The Visioning Process for the He Sapa Otipi center will be ongoing from May through August. The Process is defined as “discovering, dreaming, designing, and delivering,” and is sponsored by Rapid City mayor Steve Allender, along with outreach to various community collaborators for ideas and suggestions. He Sapa Otipi is to be a Haven for Hope: a resource center open to the community.
February marked the second anniversary of the first Conversation, and the annual Community Innovation Summit will convene on April 29, 2017. According to Chas, there will “definitely be cake!”
Currently the search is underway for a speaker, specifically one knowledgeable about treaties and treaty rights in preparation for the 150thanniversary of the Fort Laramie Treaty of 1868.
The Conversation groups from Pine Ridge and Rosebud reservations will be included and honored, as will RCCC community institutional partners, and the focus of the summit will be on highlighting successes and achievements of RCCC. A drum group will be invited as well.
Following reports from the teams, a prayer was sung with a food offering to the creator, and everyone enjoyed a potluck together.
RCCC Mission: “We are co-creating a new community in Rapid City that reflects our values and honors, respects, and keeps safe all of the people who live and visit here. We try hard to take the high road and focus on solutions. We welcome everyone.”

#### Material shown
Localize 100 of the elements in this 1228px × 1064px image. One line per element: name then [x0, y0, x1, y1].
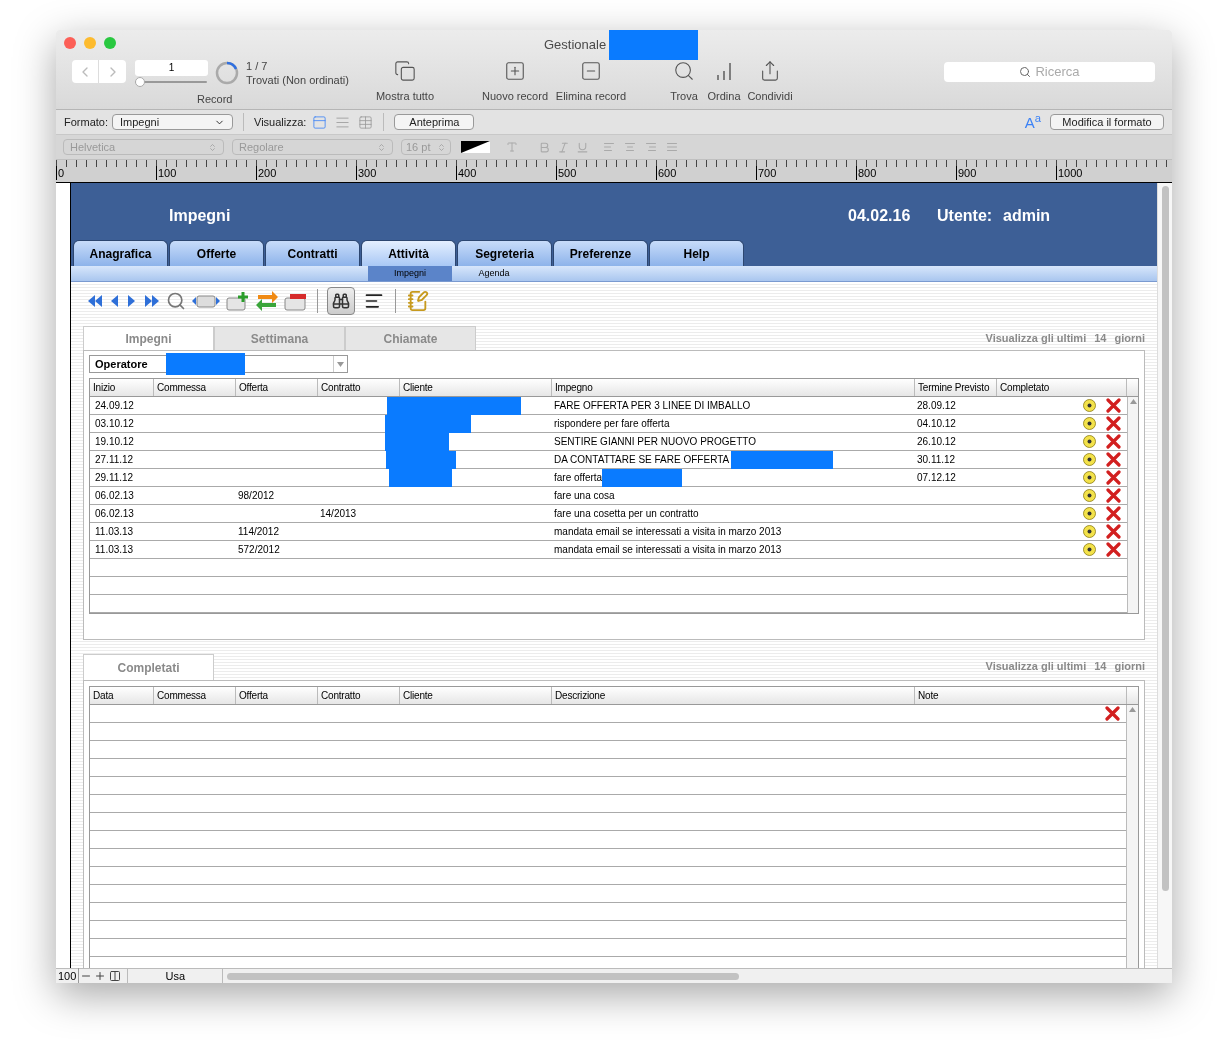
delete-icon[interactable]: [1106, 488, 1121, 503]
complete-icon[interactable]: [1083, 543, 1096, 556]
filter-label: Visualizza gli ultimi: [985, 658, 1087, 674]
close-button[interactable]: [64, 37, 76, 49]
copy-icon: [394, 60, 416, 82]
delete-icon[interactable]: [1106, 470, 1121, 485]
table-row[interactable]: 11.03.13 114/2012 mandata email se interessati a visita in marzo 2013: [90, 523, 1127, 541]
layout-icon[interactable]: [109, 970, 122, 982]
sub-tab[interactable]: Agenda: [452, 266, 536, 281]
binoculars-button[interactable]: [327, 287, 355, 315]
last-record-icon[interactable]: [143, 292, 161, 310]
toolbar-button[interactable]: Ordina: [707, 60, 741, 105]
column-header[interactable]: Contratto: [318, 687, 400, 704]
view-button[interactable]: [312, 114, 328, 130]
complete-icon[interactable]: [1083, 471, 1096, 484]
table-row[interactable]: 19.10.12 SENTIRE GIANNI PER NUOVO PROGETTO 26.10.12: [90, 433, 1127, 451]
delete-icon[interactable]: [1106, 542, 1121, 557]
delete-icon[interactable]: [1106, 416, 1121, 431]
nav-tab[interactable]: Preferenze: [553, 240, 648, 266]
mode-label[interactable]: Usa: [127, 967, 224, 983]
first-record-icon[interactable]: [86, 292, 104, 310]
scrollbar[interactable]: [1127, 397, 1138, 613]
scrollbar[interactable]: [1126, 705, 1138, 968]
format-dropdown[interactable]: Impegni: [112, 114, 233, 130]
record-slider[interactable]: [135, 77, 207, 87]
complete-icon[interactable]: [1083, 453, 1096, 466]
scroll-up-icon[interactable]: [1129, 399, 1137, 404]
text-align-icon[interactable]: [364, 291, 384, 311]
scroll-up-icon[interactable]: [1129, 707, 1136, 712]
delete-icon[interactable]: [1105, 706, 1120, 721]
modify-layout-button[interactable]: Modifica il formato: [1050, 114, 1164, 130]
table-cell-text: SENTIRE GIANNI PER NUOVO PROGETTO: [554, 434, 757, 449]
nav-tab[interactable]: Contratti: [265, 240, 360, 266]
table-cell-text: 06.02.13: [94, 489, 135, 503]
previous-record-icon[interactable]: [109, 292, 121, 310]
column-header[interactable]: Contratto: [318, 379, 400, 396]
dropdown-arrow-icon[interactable]: [337, 361, 344, 367]
ruler-mark: 1000: [1056, 166, 1083, 180]
user-name: admin: [1003, 206, 1051, 226]
delete-record-icon[interactable]: [284, 291, 308, 311]
delete-icon[interactable]: [1106, 452, 1121, 467]
nav-tab[interactable]: Attività: [361, 240, 456, 266]
nav-tab[interactable]: Anagrafica: [73, 240, 168, 266]
column-header[interactable]: Offerta: [236, 687, 318, 704]
table-row[interactable]: 29.11.12 fare offerta 07.12.12: [90, 469, 1127, 487]
toolbar-button[interactable]: Nuovo record: [477, 60, 553, 105]
complete-icon[interactable]: [1083, 435, 1096, 448]
nav-tab[interactable]: Offerte: [169, 240, 264, 266]
table-row[interactable]: 11.03.13 572/2012 mandata email se interessati a visita in marzo 2013: [90, 541, 1127, 559]
table-row[interactable]: 06.02.13 98/2012 fare una cosa: [90, 487, 1127, 505]
toolbar-button[interactable]: Trova: [667, 60, 701, 105]
zoom-in-icon[interactable]: [94, 970, 107, 982]
toolbar-button[interactable]: Condividi: [745, 60, 795, 105]
column-header[interactable]: Note: [915, 687, 1127, 704]
column-header[interactable]: Cliente: [400, 379, 552, 396]
column-header[interactable]: Commessa: [154, 379, 236, 396]
delete-icon[interactable]: [1106, 524, 1121, 539]
panel-tab[interactable]: Impegni: [83, 326, 214, 350]
column-header[interactable]: Impegno: [552, 379, 915, 396]
column-header[interactable]: Offerta: [236, 379, 318, 396]
column-header[interactable]: Termine Previsto: [915, 379, 997, 396]
toolbar-button[interactable]: Elimina record: [553, 60, 629, 105]
add-record-icon[interactable]: [226, 291, 250, 311]
complete-icon[interactable]: [1083, 417, 1096, 430]
column-header[interactable]: Descrizione: [552, 687, 915, 704]
column-header[interactable]: Data: [90, 687, 154, 704]
ruler-mark: 200: [256, 166, 277, 180]
sub-tab[interactable]: Impegni: [368, 266, 452, 281]
horizontal-scrollbar-thumb[interactable]: [227, 972, 740, 980]
delete-icon[interactable]: [1106, 434, 1121, 449]
swap-icon[interactable]: [255, 290, 279, 312]
complete-icon[interactable]: [1083, 489, 1096, 502]
table-row[interactable]: 27.11.12 DA CONTATTARE SE FARE OFFERTA 30.11.12: [90, 451, 1127, 469]
delete-icon[interactable]: [1106, 506, 1121, 521]
scrollbar-thumb[interactable]: [1161, 186, 1169, 891]
notepad-icon[interactable]: [407, 290, 429, 312]
date-label: 04.02.16: [848, 206, 911, 226]
stepper-icon: [377, 142, 386, 152]
complete-icon[interactable]: [1083, 507, 1096, 520]
table-row[interactable]: 03.10.12 rispondere per fare offerta 04.10.12: [90, 415, 1127, 433]
panel-tab[interactable]: Completati: [83, 654, 214, 680]
column-header[interactable]: Commessa: [154, 687, 236, 704]
toolbar-button[interactable]: Mostra tutto: [368, 60, 442, 105]
column-header[interactable]: Completato: [997, 379, 1127, 396]
column-header[interactable]: Inizio: [90, 379, 154, 396]
zoom-level[interactable]: 100: [56, 967, 80, 983]
nav-tab[interactable]: Segreteria: [457, 240, 552, 266]
table-row[interactable]: 06.02.13 14/2013 fare una cosetta per un contratto: [90, 505, 1127, 523]
progress-ring: [215, 61, 239, 85]
delete-icon[interactable]: [1106, 398, 1121, 413]
record-field[interactable]: 1: [135, 60, 208, 76]
complete-icon[interactable]: [1083, 399, 1096, 412]
search-icon[interactable]: [166, 291, 186, 311]
table-row[interactable]: 24.09.12 FARE OFFERTA PER 3 LINEE DI IMBALLO 28.09.12: [90, 397, 1127, 415]
color-swatch[interactable]: [461, 141, 490, 153]
nav-tab[interactable]: Help: [649, 240, 744, 266]
preview-button[interactable]: Anteprima: [394, 114, 475, 130]
column-header[interactable]: Cliente: [400, 687, 552, 704]
operator-dropdown[interactable]: Operatore: [89, 355, 348, 373]
complete-icon[interactable]: [1083, 525, 1096, 538]
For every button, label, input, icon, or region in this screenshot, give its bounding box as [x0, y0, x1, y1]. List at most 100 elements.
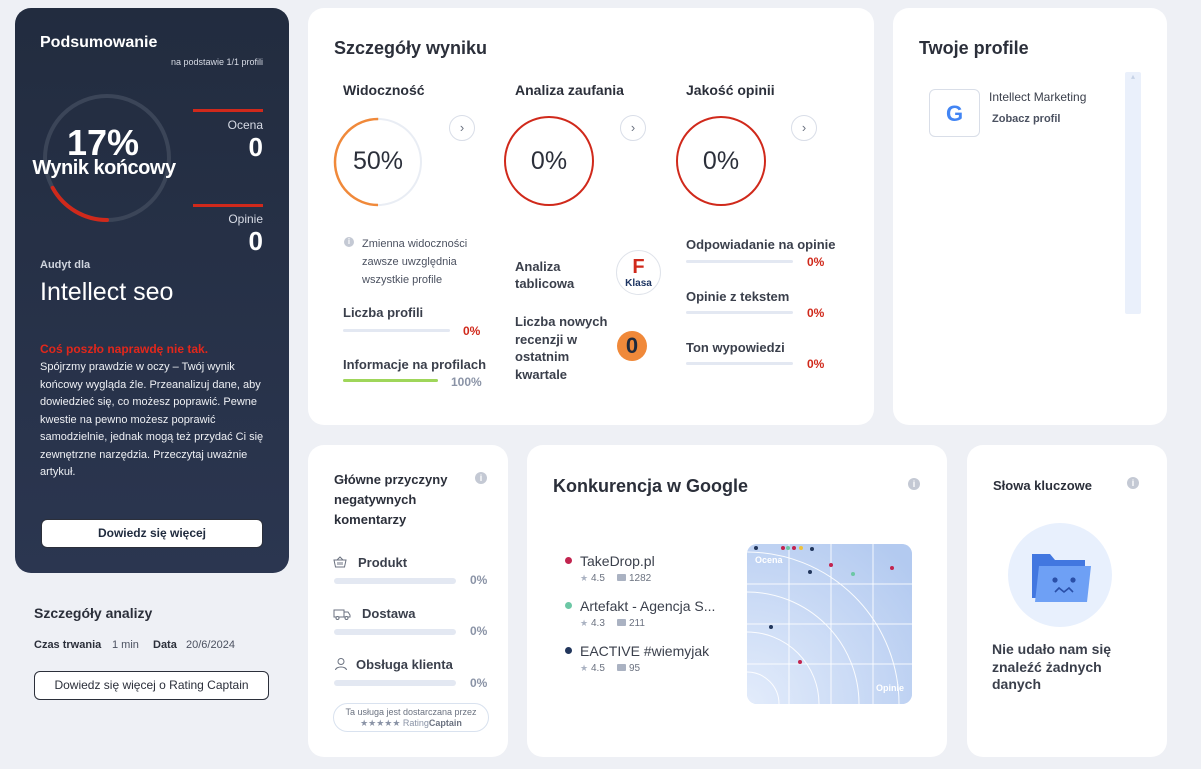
- competition-title: Konkurencja w Google: [553, 476, 749, 496]
- profile-item[interactable]: G Intellect Marketing Zobacz profil: [929, 89, 1119, 139]
- truck-icon: [333, 607, 351, 620]
- rating-captain-button[interactable]: Dowiedz się więcej o Rating Captain: [34, 671, 269, 700]
- competitor-dot: [565, 557, 572, 564]
- rating-captain-logo: ★★★★★ RatingCaptain: [360, 718, 462, 728]
- keywords-info-icon[interactable]: i: [1127, 477, 1139, 489]
- visibility-title: Widoczność: [343, 82, 425, 98]
- summary-title: Podsumowanie: [40, 34, 158, 51]
- view-profile-link[interactable]: Zobacz profil: [992, 113, 1060, 125]
- star-icon: ★: [580, 663, 589, 673]
- profile-info-bar: [343, 379, 438, 382]
- star-icon: ★: [580, 573, 589, 583]
- table-analysis-label: Analiza tablicowa: [515, 259, 575, 291]
- keywords-card: Słowa kluczowe i Nie udało nam się znale…: [967, 445, 1167, 757]
- company-name: Intellect seo: [40, 278, 174, 306]
- negatives-info-icon[interactable]: i: [475, 472, 487, 484]
- score-details-title: Szczegóły wyniku: [334, 38, 488, 58]
- competitor-name: EACTIVE #wiemyjak: [580, 643, 710, 659]
- profile-info-label: Informacje na profilach: [343, 357, 487, 372]
- user-icon: [334, 657, 348, 671]
- negative-reason-bar: [334, 680, 456, 686]
- profiles-title: Twoje profile: [919, 38, 1029, 58]
- reply-value: 0%: [807, 255, 825, 269]
- quality-value: 0%: [702, 147, 740, 175]
- grade-label: Klasa: [625, 278, 652, 289]
- score-details-card: Szczegóły wyniku Widoczność › 50% i Zmie…: [308, 8, 874, 425]
- competitor-item[interactable]: EACTIVE #wiemyjak ★ 4.5 95: [565, 643, 735, 677]
- profiles-count-label: Liczba profili: [343, 305, 424, 320]
- negative-reason-bar: [334, 629, 456, 635]
- text-reviews-value: 0%: [807, 306, 825, 320]
- competition-info-icon[interactable]: i: [908, 478, 920, 490]
- audit-for-label: Audyt dla: [40, 259, 91, 271]
- quality-title: Jakość opinii: [686, 82, 775, 98]
- trust-title: Analiza zaufania: [515, 82, 624, 98]
- grade-badge: F Klasa: [616, 250, 661, 295]
- star-icon: ★: [580, 618, 589, 628]
- competitor-item[interactable]: Artefakt - Agencja S... ★ 4.3 211: [565, 598, 745, 632]
- negatives-card: Główne przyczyny negatywnych komentarzy …: [308, 445, 508, 757]
- profiles-count-value: 0%: [463, 324, 481, 338]
- trust-chevron-right-icon[interactable]: ›: [620, 115, 646, 141]
- negatives-title: Główne przyczyny negatywnych komentarzy: [334, 472, 448, 527]
- text-reviews-label: Opinie z tekstem: [686, 289, 790, 304]
- reviews-value: 0: [248, 226, 263, 256]
- rating-label: Ocena: [227, 118, 263, 132]
- tone-value: 0%: [807, 357, 825, 371]
- learn-more-button[interactable]: Dowiedz się więcej: [41, 519, 263, 548]
- summary-card: Podsumowanie na podstawie 1/1 profili 17…: [15, 8, 289, 573]
- competitor-dot: [565, 647, 572, 654]
- scroll-up-icon[interactable]: ▴: [1125, 72, 1141, 81]
- competitor-dot: [565, 602, 572, 609]
- competition-map-grid: [747, 544, 912, 704]
- brand-prefix: Rating: [402, 718, 429, 728]
- negative-reason-value: 0%: [470, 676, 488, 690]
- rating-divider: [193, 109, 263, 112]
- competitor-reviews: 211: [629, 618, 645, 629]
- competitor-rating: 4.5: [591, 663, 605, 674]
- summary-basis: na podstawie 1/1 profili: [170, 57, 263, 67]
- score-label: Wynik końcowy: [32, 157, 176, 179]
- date-label: Data: [153, 639, 177, 651]
- competitor-rating: 4.5: [591, 573, 605, 584]
- competition-map: Ocena Opinie: [747, 544, 912, 704]
- competitor-reviews: 1282: [629, 573, 652, 584]
- reviews-divider: [193, 204, 263, 207]
- visibility-chevron-right-icon[interactable]: ›: [449, 115, 475, 141]
- competitor-item[interactable]: TakeDrop.pl ★ 4.5 1282: [565, 553, 735, 587]
- trust-value: 0%: [530, 147, 568, 175]
- competitor-name: TakeDrop.pl: [580, 553, 655, 569]
- rating-value: 0: [248, 132, 263, 162]
- date-value: 20/6/2024: [186, 639, 235, 651]
- negative-reason-value: 0%: [470, 624, 488, 638]
- comment-icon: [617, 664, 626, 671]
- visibility-value: 50%: [352, 147, 404, 175]
- negative-reason-bar: [334, 578, 456, 584]
- duration-label: Czas trwania: [34, 639, 102, 651]
- google-logo-icon: G: [929, 89, 980, 137]
- profile-name: Intellect Marketing: [989, 90, 1087, 104]
- basket-icon: [333, 555, 347, 568]
- tone-label: Ton wypowiedzi: [686, 340, 785, 355]
- tone-bar: [686, 362, 793, 365]
- provided-by-badge[interactable]: Ta usługa jest dostarczana przez ★★★★★ R…: [333, 703, 489, 732]
- text-reviews-bar: [686, 311, 793, 314]
- keywords-title: Słowa kluczowe: [993, 478, 1092, 493]
- profiles-count-bar: [343, 329, 450, 332]
- quality-chevron-right-icon[interactable]: ›: [791, 115, 817, 141]
- empty-folder-illustration: [1007, 522, 1113, 628]
- warning-text: Spójrzmy prawdzie w oczy – Twój wynik ko…: [40, 361, 264, 478]
- reply-bar: [686, 260, 793, 263]
- profiles-card: Twoje profile ▴ G Intellect Marketing Zo…: [893, 8, 1167, 425]
- duration-value: 1 min: [112, 639, 139, 651]
- negative-reason-label: Produkt: [358, 555, 408, 570]
- negative-reason-label: Obsługa klienta: [356, 657, 453, 672]
- negative-reason-value: 0%: [470, 573, 488, 587]
- warning-title: Coś poszło naprawdę nie tak.: [40, 342, 209, 356]
- competition-card: Konkurencja w Google i TakeDrop.pl ★ 4.5…: [527, 445, 947, 757]
- visibility-info-icon: i: [344, 237, 354, 247]
- profiles-scrollbar[interactable]: ▴: [1125, 72, 1141, 314]
- new-reviews-value: 0: [617, 331, 647, 361]
- visibility-note: Zmienna widoczności zawsze uwzględnia ws…: [362, 238, 468, 286]
- brand-suffix: Captain: [428, 718, 462, 728]
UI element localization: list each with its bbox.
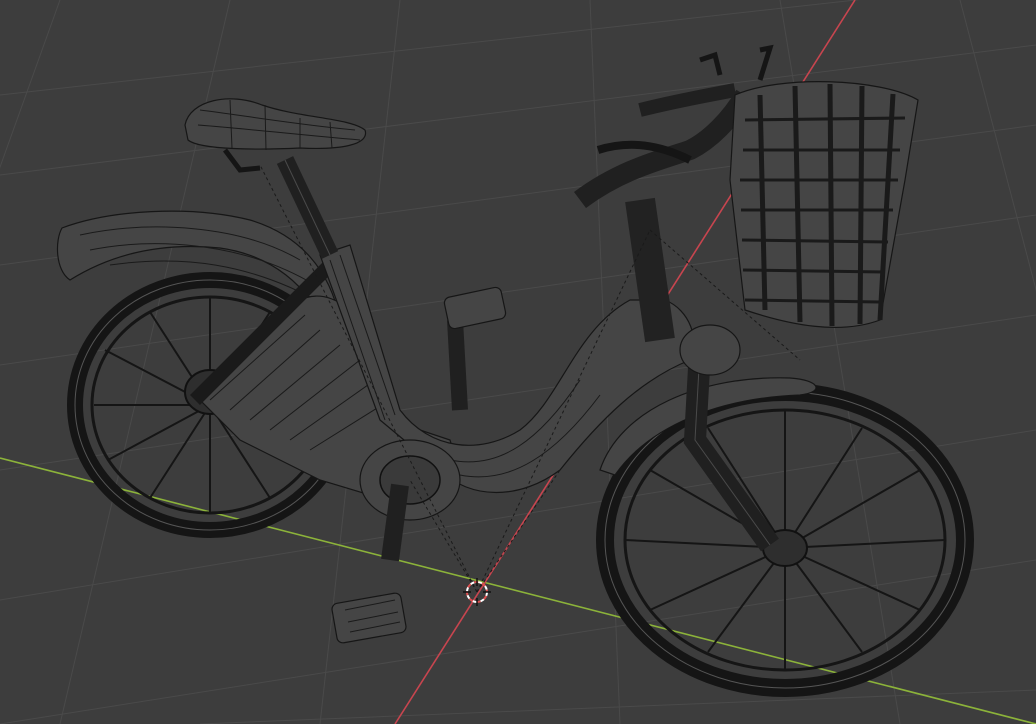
front-wheel[interactable]	[596, 383, 974, 697]
front-basket[interactable]	[729, 81, 919, 329]
saddle[interactable]	[184, 98, 367, 173]
3d-viewport[interactable]	[0, 0, 1036, 724]
viewport-canvas[interactable]	[0, 0, 1036, 724]
head-tube[interactable]	[625, 197, 675, 343]
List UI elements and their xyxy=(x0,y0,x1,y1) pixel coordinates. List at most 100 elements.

#### Given exercise
Answer these questions about the passage:
(a) Who sponsors the Visioning Process for the He Sapa Otipi center?
(b) On what date will the annual Community Innovation Summit convene?
(c) The speaker being sought is meant to prepare for which anniversary?
The records play no part in what comes next.

#### Response to this task
(a) Rapid City mayor Steve Allender
(b) April 29, 2017
(c) The 150th anniversary of the Fort Laramie Treaty of 1868